- Data entries:
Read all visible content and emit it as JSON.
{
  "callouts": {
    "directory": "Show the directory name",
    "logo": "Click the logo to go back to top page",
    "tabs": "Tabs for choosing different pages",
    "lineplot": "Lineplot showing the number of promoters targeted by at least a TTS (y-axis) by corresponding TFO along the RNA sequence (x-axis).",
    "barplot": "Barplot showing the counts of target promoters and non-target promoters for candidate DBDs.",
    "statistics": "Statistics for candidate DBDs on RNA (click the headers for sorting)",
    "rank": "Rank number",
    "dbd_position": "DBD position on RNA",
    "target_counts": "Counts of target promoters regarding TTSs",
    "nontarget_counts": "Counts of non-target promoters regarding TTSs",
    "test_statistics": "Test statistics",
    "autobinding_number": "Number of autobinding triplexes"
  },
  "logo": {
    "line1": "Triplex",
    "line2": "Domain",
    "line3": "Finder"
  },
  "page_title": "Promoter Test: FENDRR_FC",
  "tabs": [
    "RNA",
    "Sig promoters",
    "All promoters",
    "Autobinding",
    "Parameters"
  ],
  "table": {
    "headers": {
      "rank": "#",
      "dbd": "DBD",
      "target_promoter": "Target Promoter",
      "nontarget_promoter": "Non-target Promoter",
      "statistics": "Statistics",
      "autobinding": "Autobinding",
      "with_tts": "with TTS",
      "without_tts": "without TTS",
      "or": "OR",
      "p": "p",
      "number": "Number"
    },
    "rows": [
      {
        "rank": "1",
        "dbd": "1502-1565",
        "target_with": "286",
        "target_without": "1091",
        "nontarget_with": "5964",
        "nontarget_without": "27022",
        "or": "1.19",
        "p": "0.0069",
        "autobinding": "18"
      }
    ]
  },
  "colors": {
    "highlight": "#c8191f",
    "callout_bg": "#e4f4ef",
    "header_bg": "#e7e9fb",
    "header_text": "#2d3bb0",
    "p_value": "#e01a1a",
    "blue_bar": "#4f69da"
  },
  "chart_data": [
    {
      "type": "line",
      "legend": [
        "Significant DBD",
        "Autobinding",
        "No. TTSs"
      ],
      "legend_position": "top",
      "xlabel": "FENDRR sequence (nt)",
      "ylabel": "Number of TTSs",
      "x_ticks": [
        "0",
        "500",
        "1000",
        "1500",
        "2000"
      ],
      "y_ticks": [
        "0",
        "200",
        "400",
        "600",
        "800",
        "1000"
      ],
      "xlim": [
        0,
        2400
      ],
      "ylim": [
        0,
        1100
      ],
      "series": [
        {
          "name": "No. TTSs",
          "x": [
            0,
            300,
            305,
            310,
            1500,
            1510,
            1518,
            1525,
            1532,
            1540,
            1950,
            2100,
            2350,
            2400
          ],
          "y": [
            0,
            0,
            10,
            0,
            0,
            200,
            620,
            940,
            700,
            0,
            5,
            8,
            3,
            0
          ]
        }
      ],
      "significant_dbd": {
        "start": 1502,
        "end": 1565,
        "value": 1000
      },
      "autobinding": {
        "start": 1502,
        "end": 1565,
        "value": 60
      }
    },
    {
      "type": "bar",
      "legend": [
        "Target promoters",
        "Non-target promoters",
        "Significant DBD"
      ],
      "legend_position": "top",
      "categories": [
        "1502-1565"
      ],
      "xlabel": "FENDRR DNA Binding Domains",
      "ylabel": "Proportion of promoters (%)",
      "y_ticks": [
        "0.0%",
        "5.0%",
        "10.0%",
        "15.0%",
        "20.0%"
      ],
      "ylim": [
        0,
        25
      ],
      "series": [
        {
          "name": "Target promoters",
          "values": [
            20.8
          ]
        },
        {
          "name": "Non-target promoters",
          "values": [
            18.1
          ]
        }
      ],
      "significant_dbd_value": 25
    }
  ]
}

--

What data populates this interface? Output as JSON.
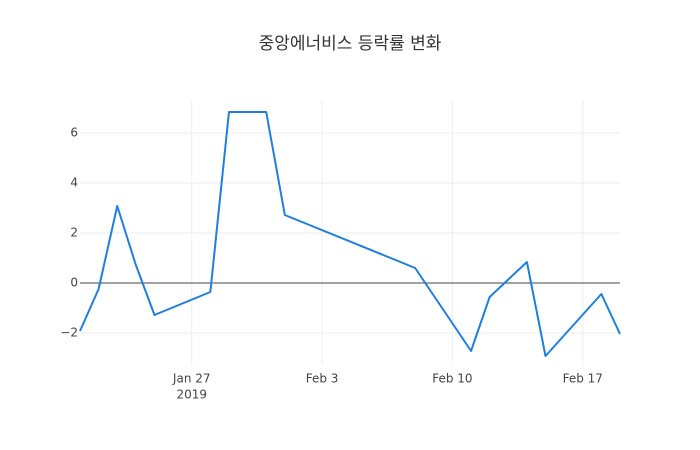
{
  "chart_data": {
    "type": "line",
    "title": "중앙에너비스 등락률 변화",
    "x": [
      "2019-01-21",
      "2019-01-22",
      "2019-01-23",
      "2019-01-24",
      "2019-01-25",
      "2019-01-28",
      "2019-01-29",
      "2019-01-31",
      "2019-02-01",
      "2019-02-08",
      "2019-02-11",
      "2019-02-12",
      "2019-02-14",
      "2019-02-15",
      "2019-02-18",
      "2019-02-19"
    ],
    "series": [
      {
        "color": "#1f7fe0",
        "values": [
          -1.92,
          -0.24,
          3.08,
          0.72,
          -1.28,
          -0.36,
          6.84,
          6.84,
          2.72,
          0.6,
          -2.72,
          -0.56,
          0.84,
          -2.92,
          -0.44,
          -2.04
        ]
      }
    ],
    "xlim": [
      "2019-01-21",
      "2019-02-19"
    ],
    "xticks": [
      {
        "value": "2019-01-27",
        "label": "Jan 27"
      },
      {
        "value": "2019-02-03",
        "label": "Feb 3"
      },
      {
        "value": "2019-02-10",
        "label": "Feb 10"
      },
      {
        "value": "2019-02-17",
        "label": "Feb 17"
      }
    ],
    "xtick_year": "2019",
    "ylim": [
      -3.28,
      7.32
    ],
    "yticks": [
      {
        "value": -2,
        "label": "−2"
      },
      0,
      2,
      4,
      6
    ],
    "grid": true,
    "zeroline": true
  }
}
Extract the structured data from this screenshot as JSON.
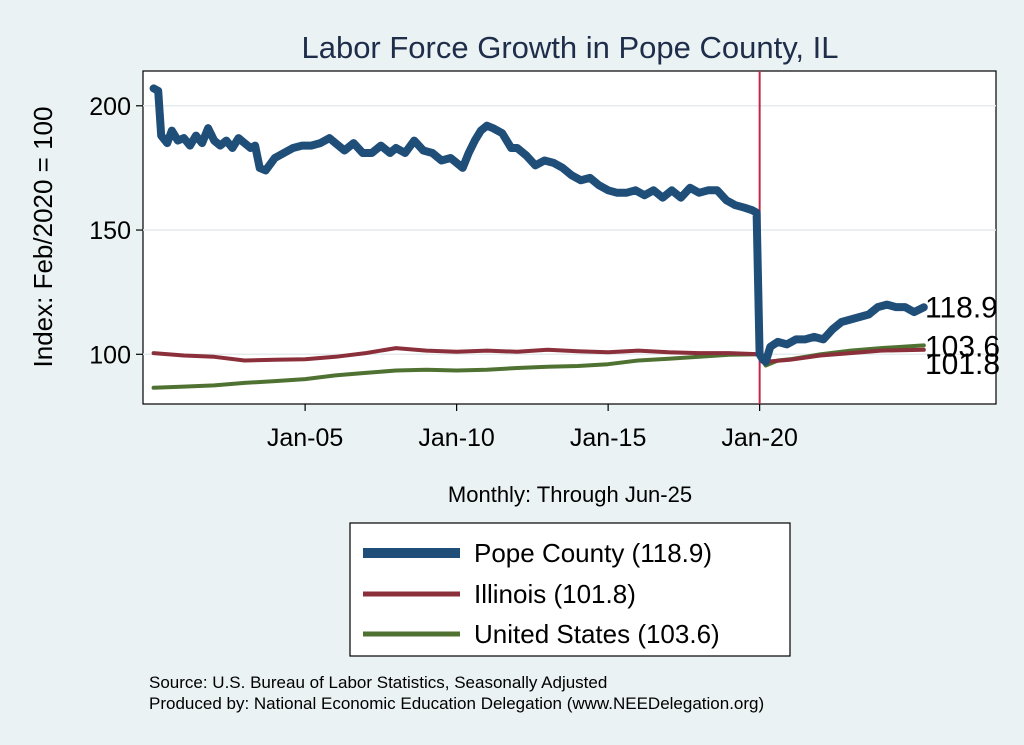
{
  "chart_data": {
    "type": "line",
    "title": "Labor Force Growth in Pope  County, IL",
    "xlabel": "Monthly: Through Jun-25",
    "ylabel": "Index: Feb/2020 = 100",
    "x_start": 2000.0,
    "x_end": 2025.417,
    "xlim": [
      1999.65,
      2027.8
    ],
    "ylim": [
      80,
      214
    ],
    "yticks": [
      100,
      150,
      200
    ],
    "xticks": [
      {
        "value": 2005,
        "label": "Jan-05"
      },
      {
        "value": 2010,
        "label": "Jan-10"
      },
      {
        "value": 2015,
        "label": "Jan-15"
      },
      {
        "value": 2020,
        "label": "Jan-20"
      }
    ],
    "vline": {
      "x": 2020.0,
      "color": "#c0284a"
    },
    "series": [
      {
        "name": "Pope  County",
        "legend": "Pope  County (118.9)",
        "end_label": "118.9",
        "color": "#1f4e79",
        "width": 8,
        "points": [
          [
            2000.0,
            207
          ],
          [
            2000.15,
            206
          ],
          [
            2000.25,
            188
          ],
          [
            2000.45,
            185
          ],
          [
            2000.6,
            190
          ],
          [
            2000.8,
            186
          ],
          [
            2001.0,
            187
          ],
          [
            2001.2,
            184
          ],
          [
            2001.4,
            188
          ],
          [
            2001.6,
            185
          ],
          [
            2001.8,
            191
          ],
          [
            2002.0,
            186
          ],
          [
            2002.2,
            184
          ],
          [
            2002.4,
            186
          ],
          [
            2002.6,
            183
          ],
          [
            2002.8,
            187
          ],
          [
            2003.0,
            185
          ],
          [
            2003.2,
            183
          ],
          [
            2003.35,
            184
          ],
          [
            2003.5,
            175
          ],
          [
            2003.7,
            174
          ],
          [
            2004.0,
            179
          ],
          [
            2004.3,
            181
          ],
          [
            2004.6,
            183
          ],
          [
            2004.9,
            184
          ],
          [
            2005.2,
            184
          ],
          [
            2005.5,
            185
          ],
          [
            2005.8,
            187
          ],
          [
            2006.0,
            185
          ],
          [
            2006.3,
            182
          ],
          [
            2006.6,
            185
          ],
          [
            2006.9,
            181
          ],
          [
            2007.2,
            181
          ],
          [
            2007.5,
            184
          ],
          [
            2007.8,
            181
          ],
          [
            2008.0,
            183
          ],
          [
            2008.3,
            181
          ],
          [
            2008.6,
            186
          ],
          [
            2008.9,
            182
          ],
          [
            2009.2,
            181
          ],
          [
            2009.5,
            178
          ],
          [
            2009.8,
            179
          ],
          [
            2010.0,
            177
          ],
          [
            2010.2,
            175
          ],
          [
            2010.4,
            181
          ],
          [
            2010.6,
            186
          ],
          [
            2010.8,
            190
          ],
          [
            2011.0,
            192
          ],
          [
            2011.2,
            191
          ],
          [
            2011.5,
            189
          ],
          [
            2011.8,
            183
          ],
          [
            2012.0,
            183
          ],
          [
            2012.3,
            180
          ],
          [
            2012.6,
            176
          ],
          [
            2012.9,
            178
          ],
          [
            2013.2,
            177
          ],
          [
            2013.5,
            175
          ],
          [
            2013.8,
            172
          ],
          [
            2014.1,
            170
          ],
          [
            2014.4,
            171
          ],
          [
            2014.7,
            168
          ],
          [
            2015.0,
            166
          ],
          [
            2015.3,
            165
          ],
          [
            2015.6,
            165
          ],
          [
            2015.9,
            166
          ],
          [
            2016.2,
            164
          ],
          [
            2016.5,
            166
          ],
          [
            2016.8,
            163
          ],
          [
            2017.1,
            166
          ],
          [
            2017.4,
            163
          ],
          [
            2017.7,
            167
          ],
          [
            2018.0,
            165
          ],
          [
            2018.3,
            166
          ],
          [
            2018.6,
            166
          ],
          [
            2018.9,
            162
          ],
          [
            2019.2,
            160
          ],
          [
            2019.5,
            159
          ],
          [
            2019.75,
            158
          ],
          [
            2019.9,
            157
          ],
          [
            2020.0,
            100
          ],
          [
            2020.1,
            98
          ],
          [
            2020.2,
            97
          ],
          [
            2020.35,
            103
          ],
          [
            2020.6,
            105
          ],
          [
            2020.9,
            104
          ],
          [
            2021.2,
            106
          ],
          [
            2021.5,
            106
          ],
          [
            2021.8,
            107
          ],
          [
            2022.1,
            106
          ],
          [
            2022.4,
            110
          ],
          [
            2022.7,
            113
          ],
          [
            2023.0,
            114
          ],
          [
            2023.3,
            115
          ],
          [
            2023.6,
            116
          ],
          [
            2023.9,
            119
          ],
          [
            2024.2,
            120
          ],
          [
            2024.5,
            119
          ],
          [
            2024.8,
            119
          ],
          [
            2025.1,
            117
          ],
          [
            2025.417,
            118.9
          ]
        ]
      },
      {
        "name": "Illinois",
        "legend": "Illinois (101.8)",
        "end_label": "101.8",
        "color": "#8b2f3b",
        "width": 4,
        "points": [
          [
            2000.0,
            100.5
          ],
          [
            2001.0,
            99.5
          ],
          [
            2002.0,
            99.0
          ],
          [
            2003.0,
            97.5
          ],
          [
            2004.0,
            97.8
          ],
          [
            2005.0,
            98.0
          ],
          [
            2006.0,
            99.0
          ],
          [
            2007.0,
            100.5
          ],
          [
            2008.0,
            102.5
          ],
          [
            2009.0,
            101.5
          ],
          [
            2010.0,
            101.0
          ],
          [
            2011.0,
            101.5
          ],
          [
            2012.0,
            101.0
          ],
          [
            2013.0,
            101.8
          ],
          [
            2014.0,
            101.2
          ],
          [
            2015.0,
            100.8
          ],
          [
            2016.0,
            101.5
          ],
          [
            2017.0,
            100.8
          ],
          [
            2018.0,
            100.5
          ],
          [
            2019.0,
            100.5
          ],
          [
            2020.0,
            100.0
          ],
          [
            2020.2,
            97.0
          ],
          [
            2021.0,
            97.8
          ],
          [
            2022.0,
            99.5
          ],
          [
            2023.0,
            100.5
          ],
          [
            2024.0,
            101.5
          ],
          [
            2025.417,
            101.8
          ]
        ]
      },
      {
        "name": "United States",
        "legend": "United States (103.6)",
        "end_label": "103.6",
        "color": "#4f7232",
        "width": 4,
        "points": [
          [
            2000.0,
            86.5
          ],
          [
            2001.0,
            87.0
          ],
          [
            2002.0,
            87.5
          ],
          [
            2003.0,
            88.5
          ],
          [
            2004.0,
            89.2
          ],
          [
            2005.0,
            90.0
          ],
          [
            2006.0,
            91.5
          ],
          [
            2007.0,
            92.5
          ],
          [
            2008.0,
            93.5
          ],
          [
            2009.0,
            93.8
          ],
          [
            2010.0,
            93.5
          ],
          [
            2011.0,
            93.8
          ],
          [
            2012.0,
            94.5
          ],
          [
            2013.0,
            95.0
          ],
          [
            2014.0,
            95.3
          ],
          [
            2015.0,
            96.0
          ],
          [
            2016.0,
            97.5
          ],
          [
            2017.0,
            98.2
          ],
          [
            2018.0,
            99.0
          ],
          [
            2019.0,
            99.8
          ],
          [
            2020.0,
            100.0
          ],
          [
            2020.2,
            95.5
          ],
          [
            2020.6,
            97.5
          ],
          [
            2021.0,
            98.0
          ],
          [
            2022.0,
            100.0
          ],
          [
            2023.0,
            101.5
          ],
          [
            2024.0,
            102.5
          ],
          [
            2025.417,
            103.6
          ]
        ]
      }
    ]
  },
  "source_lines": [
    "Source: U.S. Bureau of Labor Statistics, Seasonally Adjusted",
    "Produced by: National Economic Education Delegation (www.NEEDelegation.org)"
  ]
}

- Task prompt:
Go through the material and select each line with the string "headers" in it.

- Response to this exercise:
    "statistics": "Statistics for candidate DBDs on RNA (click the headers for sorting)",
    "headers": {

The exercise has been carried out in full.